Task prompt >> Reproduce the following records line for line, with no changes.

-- start of Data shown --

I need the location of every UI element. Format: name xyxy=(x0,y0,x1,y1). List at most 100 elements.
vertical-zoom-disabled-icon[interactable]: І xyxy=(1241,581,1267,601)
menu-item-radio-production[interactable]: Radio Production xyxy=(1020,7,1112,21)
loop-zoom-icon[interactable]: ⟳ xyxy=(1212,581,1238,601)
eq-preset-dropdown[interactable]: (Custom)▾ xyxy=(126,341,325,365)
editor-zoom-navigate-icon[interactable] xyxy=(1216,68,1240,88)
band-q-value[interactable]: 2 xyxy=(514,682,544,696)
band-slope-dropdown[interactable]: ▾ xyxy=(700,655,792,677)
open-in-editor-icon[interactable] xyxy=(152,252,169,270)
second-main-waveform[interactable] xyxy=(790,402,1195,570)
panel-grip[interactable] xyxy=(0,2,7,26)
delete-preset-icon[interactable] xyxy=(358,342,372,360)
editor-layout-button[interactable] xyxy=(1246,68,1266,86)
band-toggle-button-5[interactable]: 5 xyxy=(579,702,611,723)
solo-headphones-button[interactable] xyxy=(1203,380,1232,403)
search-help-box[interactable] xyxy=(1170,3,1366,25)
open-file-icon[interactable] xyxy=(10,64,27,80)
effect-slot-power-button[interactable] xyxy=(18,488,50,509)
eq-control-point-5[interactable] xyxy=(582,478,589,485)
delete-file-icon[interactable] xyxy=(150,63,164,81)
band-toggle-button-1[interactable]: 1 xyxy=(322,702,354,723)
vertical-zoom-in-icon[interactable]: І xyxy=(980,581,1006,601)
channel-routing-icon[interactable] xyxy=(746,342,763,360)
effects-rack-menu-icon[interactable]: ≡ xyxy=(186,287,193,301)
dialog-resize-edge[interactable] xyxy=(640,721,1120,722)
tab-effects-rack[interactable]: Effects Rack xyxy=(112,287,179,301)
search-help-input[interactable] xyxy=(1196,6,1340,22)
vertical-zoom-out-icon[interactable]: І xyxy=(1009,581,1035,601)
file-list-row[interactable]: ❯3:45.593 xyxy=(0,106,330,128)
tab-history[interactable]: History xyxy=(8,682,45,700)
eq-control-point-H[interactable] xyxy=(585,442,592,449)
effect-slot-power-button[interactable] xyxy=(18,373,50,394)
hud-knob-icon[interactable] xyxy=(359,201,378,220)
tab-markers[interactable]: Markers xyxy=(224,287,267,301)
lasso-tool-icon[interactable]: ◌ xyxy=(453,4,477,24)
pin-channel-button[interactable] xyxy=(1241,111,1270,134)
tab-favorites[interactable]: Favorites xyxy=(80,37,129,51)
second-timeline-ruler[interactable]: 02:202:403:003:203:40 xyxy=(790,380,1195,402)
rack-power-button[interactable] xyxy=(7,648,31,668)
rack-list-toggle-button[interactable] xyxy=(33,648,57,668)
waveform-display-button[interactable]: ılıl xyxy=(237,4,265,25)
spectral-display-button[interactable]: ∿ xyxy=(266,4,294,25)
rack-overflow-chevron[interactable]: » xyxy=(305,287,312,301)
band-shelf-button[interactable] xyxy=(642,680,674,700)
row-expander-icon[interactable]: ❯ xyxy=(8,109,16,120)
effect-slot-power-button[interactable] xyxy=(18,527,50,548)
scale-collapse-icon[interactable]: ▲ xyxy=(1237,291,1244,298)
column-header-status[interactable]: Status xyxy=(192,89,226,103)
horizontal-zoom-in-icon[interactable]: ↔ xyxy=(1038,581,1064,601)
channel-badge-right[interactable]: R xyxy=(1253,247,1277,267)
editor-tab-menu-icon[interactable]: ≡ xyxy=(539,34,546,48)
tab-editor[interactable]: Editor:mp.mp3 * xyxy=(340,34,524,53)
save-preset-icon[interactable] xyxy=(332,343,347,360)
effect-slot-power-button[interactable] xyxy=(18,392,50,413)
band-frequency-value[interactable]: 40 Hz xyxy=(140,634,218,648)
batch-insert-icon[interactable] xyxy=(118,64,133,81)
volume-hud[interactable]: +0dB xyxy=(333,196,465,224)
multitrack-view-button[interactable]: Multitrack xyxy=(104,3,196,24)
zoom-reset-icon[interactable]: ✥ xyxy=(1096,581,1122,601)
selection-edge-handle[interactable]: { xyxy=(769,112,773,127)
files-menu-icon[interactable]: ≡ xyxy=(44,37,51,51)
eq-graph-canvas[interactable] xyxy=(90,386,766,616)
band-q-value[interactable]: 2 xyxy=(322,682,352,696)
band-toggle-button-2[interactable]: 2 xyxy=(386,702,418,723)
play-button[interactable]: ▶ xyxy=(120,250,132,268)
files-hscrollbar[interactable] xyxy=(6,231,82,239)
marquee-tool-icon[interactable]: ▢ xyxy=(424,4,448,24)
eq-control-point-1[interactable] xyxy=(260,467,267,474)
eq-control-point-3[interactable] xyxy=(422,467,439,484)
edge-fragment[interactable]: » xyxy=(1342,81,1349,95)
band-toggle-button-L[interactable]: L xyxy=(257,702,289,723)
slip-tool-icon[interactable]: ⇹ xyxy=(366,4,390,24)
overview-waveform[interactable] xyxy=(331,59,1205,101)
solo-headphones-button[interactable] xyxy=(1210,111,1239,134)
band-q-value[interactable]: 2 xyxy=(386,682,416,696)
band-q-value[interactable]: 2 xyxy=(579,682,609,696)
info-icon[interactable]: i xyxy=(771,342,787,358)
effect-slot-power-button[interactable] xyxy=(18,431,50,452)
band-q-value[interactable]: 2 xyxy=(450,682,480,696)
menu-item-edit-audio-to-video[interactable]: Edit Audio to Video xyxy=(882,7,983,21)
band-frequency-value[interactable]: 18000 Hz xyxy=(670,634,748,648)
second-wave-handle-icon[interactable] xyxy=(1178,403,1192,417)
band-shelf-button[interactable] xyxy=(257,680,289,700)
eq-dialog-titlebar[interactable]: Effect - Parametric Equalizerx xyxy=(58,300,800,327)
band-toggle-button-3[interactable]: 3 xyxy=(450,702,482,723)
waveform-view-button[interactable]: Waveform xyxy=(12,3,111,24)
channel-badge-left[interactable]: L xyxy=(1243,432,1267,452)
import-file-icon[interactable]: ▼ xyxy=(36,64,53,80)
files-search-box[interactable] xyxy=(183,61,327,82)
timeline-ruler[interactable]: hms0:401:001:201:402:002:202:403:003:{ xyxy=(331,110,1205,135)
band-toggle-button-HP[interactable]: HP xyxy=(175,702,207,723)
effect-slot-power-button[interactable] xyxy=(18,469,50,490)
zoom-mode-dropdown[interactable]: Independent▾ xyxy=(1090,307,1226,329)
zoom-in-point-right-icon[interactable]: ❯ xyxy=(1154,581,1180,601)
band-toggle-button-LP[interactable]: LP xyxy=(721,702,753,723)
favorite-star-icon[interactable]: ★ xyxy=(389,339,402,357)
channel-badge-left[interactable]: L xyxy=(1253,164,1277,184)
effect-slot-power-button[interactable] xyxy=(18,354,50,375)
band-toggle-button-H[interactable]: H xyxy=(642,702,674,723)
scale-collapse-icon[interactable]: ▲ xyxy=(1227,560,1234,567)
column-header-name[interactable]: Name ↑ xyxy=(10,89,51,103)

-- end of Data shown --

In response >>
I need the location of every UI element. Format: name xyxy=(x0,y0,x1,y1). List at most 100 elements.
vertical-zoom-disabled-icon[interactable]: І xyxy=(1241,581,1267,601)
menu-item-radio-production[interactable]: Radio Production xyxy=(1020,7,1112,21)
loop-zoom-icon[interactable]: ⟳ xyxy=(1212,581,1238,601)
eq-preset-dropdown[interactable]: (Custom)▾ xyxy=(126,341,325,365)
editor-zoom-navigate-icon[interactable] xyxy=(1216,68,1240,88)
band-q-value[interactable]: 2 xyxy=(514,682,544,696)
band-slope-dropdown[interactable]: ▾ xyxy=(700,655,792,677)
open-in-editor-icon[interactable] xyxy=(152,252,169,270)
second-main-waveform[interactable] xyxy=(790,402,1195,570)
panel-grip[interactable] xyxy=(0,2,7,26)
delete-preset-icon[interactable] xyxy=(358,342,372,360)
editor-layout-button[interactable] xyxy=(1246,68,1266,86)
band-toggle-button-5[interactable]: 5 xyxy=(579,702,611,723)
solo-headphones-button[interactable] xyxy=(1203,380,1232,403)
search-help-box[interactable] xyxy=(1170,3,1366,25)
open-file-icon[interactable] xyxy=(10,64,27,80)
effect-slot-power-button[interactable] xyxy=(18,488,50,509)
eq-control-point-5[interactable] xyxy=(582,478,589,485)
delete-file-icon[interactable] xyxy=(150,63,164,81)
band-toggle-button-1[interactable]: 1 xyxy=(322,702,354,723)
vertical-zoom-in-icon[interactable]: І xyxy=(980,581,1006,601)
channel-routing-icon[interactable] xyxy=(746,342,763,360)
effects-rack-menu-icon[interactable]: ≡ xyxy=(186,287,193,301)
dialog-resize-edge[interactable] xyxy=(640,721,1120,722)
tab-effects-rack[interactable]: Effects Rack xyxy=(112,287,179,301)
search-help-input[interactable] xyxy=(1196,6,1340,22)
vertical-zoom-out-icon[interactable]: І xyxy=(1009,581,1035,601)
file-list-row[interactable]: ❯3:45.593 xyxy=(0,106,330,128)
tab-history[interactable]: History xyxy=(8,682,45,700)
eq-control-point-H[interactable] xyxy=(585,442,592,449)
effect-slot-power-button[interactable] xyxy=(18,373,50,394)
hud-knob-icon[interactable] xyxy=(359,201,378,220)
tab-markers[interactable]: Markers xyxy=(224,287,267,301)
lasso-tool-icon[interactable]: ◌ xyxy=(453,4,477,24)
pin-channel-button[interactable] xyxy=(1241,111,1270,134)
tab-favorites[interactable]: Favorites xyxy=(80,37,129,51)
second-timeline-ruler[interactable]: 02:202:403:003:203:40 xyxy=(790,380,1195,402)
rack-power-button[interactable] xyxy=(7,648,31,668)
rack-list-toggle-button[interactable] xyxy=(33,648,57,668)
waveform-display-button[interactable]: ılıl xyxy=(237,4,265,25)
spectral-display-button[interactable]: ∿ xyxy=(266,4,294,25)
rack-overflow-chevron[interactable]: » xyxy=(305,287,312,301)
band-shelf-button[interactable] xyxy=(642,680,674,700)
row-expander-icon[interactable]: ❯ xyxy=(8,109,16,120)
effect-slot-power-button[interactable] xyxy=(18,527,50,548)
scale-collapse-icon[interactable]: ▲ xyxy=(1237,291,1244,298)
column-header-status[interactable]: Status xyxy=(192,89,226,103)
horizontal-zoom-in-icon[interactable]: ↔ xyxy=(1038,581,1064,601)
channel-badge-right[interactable]: R xyxy=(1253,247,1277,267)
editor-tab-menu-icon[interactable]: ≡ xyxy=(539,34,546,48)
tab-editor[interactable]: Editor:mp.mp3 * xyxy=(340,34,524,53)
save-preset-icon[interactable] xyxy=(332,343,347,360)
effect-slot-power-button[interactable] xyxy=(18,392,50,413)
band-frequency-value[interactable]: 40 Hz xyxy=(140,634,218,648)
batch-insert-icon[interactable] xyxy=(118,64,133,81)
volume-hud[interactable]: +0dB xyxy=(333,196,465,224)
multitrack-view-button[interactable]: Multitrack xyxy=(104,3,196,24)
zoom-reset-icon[interactable]: ✥ xyxy=(1096,581,1122,601)
selection-edge-handle[interactable]: { xyxy=(769,112,773,127)
files-menu-icon[interactable]: ≡ xyxy=(44,37,51,51)
eq-graph-canvas[interactable] xyxy=(90,386,766,616)
band-q-value[interactable]: 2 xyxy=(322,682,352,696)
band-toggle-button-2[interactable]: 2 xyxy=(386,702,418,723)
play-button[interactable]: ▶ xyxy=(120,250,132,268)
files-hscrollbar[interactable] xyxy=(6,231,82,239)
marquee-tool-icon[interactable]: ▢ xyxy=(424,4,448,24)
eq-control-point-1[interactable] xyxy=(260,467,267,474)
eq-control-point-3[interactable] xyxy=(422,467,439,484)
edge-fragment[interactable]: » xyxy=(1342,81,1349,95)
band-toggle-button-L[interactable]: L xyxy=(257,702,289,723)
slip-tool-icon[interactable]: ⇹ xyxy=(366,4,390,24)
overview-waveform[interactable] xyxy=(331,59,1205,101)
solo-headphones-button[interactable] xyxy=(1210,111,1239,134)
band-q-value[interactable]: 2 xyxy=(386,682,416,696)
band-q-value[interactable]: 2 xyxy=(579,682,609,696)
info-icon[interactable]: i xyxy=(771,342,787,358)
effect-slot-power-button[interactable] xyxy=(18,431,50,452)
band-q-value[interactable]: 2 xyxy=(450,682,480,696)
menu-item-edit-audio-to-video[interactable]: Edit Audio to Video xyxy=(882,7,983,21)
band-frequency-value[interactable]: 18000 Hz xyxy=(670,634,748,648)
second-wave-handle-icon[interactable] xyxy=(1178,403,1192,417)
band-shelf-button[interactable] xyxy=(257,680,289,700)
eq-dialog-titlebar[interactable]: Effect - Parametric Equalizerx xyxy=(58,300,800,327)
band-toggle-button-3[interactable]: 3 xyxy=(450,702,482,723)
waveform-view-button[interactable]: Waveform xyxy=(12,3,111,24)
channel-badge-left[interactable]: L xyxy=(1243,432,1267,452)
import-file-icon[interactable]: ▼ xyxy=(36,64,53,80)
files-search-box[interactable] xyxy=(183,61,327,82)
timeline-ruler[interactable]: hms0:401:001:201:402:002:202:403:003:{ xyxy=(331,110,1205,135)
band-toggle-button-HP[interactable]: HP xyxy=(175,702,207,723)
effect-slot-power-button[interactable] xyxy=(18,469,50,490)
zoom-mode-dropdown[interactable]: Independent▾ xyxy=(1090,307,1226,329)
zoom-in-point-right-icon[interactable]: ❯ xyxy=(1154,581,1180,601)
band-toggle-button-LP[interactable]: LP xyxy=(721,702,753,723)
favorite-star-icon[interactable]: ★ xyxy=(389,339,402,357)
channel-badge-left[interactable]: L xyxy=(1253,164,1277,184)
effect-slot-power-button[interactable] xyxy=(18,354,50,375)
band-toggle-button-H[interactable]: H xyxy=(642,702,674,723)
scale-collapse-icon[interactable]: ▲ xyxy=(1227,560,1234,567)
column-header-name[interactable]: Name ↑ xyxy=(10,89,51,103)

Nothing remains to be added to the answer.